[Stored records]
--

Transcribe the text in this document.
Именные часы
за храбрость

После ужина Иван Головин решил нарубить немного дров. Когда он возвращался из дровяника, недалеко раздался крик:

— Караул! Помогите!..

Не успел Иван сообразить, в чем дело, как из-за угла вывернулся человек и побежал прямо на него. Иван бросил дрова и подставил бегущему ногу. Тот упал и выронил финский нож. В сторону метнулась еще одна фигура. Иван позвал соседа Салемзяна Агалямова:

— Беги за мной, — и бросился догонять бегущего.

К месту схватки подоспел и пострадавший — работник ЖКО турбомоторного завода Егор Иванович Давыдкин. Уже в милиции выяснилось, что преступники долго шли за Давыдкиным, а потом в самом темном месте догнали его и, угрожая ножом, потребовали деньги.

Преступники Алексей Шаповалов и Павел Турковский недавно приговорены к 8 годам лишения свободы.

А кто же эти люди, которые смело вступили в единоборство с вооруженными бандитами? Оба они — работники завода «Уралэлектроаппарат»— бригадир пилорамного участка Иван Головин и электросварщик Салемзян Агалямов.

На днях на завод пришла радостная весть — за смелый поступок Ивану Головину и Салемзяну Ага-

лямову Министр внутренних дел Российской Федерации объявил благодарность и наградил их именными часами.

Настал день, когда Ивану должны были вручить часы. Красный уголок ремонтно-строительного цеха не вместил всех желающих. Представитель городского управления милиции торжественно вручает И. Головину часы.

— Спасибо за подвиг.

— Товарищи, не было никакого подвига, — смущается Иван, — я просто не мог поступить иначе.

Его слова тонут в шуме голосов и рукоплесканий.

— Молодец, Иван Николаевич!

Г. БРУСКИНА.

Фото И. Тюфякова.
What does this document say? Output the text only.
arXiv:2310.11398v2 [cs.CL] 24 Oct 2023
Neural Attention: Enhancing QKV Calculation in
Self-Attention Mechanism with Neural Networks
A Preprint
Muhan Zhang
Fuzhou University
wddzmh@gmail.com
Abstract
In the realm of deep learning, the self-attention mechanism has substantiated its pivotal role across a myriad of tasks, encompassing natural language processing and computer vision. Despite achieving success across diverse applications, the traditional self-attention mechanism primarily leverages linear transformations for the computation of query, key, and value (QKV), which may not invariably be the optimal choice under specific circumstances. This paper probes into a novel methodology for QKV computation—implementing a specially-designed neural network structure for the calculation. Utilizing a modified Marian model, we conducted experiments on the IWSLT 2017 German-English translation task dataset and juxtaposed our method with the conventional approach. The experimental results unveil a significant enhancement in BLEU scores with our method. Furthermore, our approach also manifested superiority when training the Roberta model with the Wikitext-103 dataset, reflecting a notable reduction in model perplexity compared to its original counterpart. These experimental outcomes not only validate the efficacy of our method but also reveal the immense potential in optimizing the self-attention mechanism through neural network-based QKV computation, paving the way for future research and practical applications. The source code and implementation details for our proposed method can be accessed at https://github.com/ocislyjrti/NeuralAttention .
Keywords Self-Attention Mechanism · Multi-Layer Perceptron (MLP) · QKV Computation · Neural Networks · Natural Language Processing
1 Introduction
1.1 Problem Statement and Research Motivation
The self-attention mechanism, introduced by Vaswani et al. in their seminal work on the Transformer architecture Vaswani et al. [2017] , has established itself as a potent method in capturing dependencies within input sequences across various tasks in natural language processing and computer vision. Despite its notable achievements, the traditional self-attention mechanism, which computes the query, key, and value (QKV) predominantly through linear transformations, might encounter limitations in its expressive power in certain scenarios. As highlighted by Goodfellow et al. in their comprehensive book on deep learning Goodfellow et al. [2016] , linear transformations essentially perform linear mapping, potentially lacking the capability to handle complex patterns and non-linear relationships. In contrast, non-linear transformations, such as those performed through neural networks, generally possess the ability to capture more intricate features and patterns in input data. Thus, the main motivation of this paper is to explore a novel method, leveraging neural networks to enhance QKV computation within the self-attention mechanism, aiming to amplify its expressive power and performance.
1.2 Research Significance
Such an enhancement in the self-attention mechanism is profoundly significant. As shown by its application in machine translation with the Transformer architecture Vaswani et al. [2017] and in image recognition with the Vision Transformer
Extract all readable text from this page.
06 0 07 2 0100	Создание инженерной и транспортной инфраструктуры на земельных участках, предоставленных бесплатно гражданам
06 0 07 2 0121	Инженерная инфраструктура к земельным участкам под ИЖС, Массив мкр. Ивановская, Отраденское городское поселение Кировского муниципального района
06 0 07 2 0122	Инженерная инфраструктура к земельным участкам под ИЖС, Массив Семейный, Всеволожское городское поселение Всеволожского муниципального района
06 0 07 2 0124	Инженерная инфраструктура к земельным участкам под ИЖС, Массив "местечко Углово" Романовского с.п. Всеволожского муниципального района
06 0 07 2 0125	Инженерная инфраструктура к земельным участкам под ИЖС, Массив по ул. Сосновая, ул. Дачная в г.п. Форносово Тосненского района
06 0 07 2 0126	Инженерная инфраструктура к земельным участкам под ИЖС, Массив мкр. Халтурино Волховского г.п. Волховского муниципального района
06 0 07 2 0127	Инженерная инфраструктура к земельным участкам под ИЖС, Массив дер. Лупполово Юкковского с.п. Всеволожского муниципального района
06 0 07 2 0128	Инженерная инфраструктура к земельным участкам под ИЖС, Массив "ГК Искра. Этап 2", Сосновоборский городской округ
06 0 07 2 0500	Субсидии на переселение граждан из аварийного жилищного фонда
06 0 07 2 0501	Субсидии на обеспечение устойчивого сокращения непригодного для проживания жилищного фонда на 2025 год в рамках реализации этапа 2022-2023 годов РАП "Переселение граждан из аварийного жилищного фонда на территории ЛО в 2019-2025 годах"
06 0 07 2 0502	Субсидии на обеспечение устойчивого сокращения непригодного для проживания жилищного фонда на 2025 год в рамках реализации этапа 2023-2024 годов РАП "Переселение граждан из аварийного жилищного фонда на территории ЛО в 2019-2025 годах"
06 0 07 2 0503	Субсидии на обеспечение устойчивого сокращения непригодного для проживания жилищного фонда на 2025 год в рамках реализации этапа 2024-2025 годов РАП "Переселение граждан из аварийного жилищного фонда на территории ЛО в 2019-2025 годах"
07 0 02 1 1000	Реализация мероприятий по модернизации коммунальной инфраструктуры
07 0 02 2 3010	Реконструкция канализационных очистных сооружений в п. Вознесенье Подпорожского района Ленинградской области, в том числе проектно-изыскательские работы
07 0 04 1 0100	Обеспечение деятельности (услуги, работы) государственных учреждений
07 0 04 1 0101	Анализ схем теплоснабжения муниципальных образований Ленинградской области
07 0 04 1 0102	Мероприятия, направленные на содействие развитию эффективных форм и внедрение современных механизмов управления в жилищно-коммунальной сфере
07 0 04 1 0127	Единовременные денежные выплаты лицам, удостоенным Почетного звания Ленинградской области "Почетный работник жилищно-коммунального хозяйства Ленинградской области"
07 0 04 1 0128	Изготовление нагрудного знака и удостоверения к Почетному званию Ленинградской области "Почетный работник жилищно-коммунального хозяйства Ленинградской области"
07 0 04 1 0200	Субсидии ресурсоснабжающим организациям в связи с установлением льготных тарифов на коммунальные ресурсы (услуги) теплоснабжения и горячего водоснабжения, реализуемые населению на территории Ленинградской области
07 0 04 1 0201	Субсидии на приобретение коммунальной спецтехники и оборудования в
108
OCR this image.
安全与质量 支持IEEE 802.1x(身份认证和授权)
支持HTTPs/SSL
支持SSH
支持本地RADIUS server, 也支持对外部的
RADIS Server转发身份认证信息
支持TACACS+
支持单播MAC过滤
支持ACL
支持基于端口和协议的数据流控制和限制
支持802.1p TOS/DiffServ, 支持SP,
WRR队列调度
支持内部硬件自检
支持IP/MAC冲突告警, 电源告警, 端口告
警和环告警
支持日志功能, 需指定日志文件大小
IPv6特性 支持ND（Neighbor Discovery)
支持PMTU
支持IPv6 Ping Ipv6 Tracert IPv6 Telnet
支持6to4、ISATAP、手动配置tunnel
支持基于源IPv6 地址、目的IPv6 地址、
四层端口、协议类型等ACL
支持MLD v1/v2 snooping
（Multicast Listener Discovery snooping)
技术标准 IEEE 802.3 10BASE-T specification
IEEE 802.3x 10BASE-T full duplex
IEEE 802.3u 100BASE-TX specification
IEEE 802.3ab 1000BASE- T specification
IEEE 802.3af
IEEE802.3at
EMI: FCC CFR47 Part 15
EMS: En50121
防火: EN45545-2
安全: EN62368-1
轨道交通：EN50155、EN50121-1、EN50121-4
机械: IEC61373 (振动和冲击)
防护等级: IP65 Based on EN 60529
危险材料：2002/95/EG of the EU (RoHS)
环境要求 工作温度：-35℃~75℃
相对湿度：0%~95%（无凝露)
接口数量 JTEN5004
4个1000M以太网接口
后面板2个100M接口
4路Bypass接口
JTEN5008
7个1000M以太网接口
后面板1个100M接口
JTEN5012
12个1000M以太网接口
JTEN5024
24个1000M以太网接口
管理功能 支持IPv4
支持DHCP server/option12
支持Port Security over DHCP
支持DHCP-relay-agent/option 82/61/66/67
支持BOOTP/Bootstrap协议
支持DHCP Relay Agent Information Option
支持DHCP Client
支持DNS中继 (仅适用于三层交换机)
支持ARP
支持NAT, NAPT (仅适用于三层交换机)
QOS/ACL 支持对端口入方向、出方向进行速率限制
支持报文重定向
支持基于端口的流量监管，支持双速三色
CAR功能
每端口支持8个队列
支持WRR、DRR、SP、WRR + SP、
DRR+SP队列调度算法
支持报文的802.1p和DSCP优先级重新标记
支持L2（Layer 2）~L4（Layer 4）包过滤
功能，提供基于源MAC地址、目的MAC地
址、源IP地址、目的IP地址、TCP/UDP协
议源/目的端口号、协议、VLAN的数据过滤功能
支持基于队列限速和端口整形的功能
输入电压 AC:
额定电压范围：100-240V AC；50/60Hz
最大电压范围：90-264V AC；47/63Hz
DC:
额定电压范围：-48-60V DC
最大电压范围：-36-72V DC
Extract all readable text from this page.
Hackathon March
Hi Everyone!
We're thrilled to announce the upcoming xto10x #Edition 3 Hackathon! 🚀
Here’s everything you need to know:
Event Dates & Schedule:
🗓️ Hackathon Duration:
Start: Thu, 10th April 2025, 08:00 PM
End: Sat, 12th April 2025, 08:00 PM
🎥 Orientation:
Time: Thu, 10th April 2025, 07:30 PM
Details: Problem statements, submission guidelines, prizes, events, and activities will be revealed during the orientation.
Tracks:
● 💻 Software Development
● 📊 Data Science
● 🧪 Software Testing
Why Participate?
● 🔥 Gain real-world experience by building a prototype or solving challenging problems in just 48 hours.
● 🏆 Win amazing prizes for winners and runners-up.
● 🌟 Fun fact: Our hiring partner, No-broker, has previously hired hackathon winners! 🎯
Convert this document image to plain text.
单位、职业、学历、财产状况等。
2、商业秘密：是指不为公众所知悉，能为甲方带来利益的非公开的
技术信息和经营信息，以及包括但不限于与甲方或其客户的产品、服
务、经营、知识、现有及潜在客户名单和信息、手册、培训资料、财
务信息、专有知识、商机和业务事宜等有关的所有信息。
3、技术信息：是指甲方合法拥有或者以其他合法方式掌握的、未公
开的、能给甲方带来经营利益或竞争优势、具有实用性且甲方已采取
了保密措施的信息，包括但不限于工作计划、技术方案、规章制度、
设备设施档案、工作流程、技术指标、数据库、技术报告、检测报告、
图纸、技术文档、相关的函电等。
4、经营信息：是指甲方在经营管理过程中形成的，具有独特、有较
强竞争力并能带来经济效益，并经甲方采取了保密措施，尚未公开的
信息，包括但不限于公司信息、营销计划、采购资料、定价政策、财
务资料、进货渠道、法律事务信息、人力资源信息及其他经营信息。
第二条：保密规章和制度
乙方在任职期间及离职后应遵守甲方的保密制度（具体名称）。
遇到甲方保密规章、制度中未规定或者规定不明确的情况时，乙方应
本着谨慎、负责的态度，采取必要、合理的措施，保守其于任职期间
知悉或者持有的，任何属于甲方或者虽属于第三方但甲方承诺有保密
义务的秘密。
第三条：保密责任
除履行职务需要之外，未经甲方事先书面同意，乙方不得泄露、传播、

--

## THE TASK
Which lines of the data include "document"? Copy each of them.

## TASK SOLUTION
Transcribe the text in this document.
What does this document say? Output the text only.
Convert this document image to plain text.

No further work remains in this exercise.